# PROBLEM TO SOLVE
Carry none of the pictures over; set down the material below exactly.

(Stored items from a collection)
▼

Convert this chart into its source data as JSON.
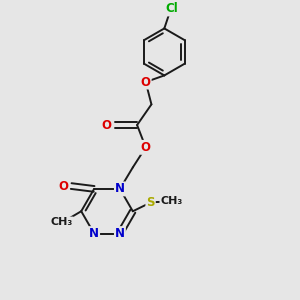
{
  "background_color": "#e6e6e6",
  "bond_color": "#1a1a1a",
  "atom_colors": {
    "O": "#dd0000",
    "N": "#0000cc",
    "S": "#aaaa00",
    "Cl": "#00aa00",
    "C": "#1a1a1a"
  },
  "font_size": 8.5,
  "figsize": [
    3.0,
    3.0
  ],
  "dpi": 100
}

▲

# RESPONSE TO THE TASK
Convert this chart into its source data as JSON.
{
  "background_color": "#e6e6e6",
  "bond_color": "#1a1a1a",
  "atom_colors": {
    "O": "#dd0000",
    "N": "#0000cc",
    "S": "#aaaa00",
    "Cl": "#00aa00",
    "C": "#1a1a1a"
  },
  "font_size": 8.5,
  "figsize": [
    3.0,
    3.0
  ],
  "dpi": 100
}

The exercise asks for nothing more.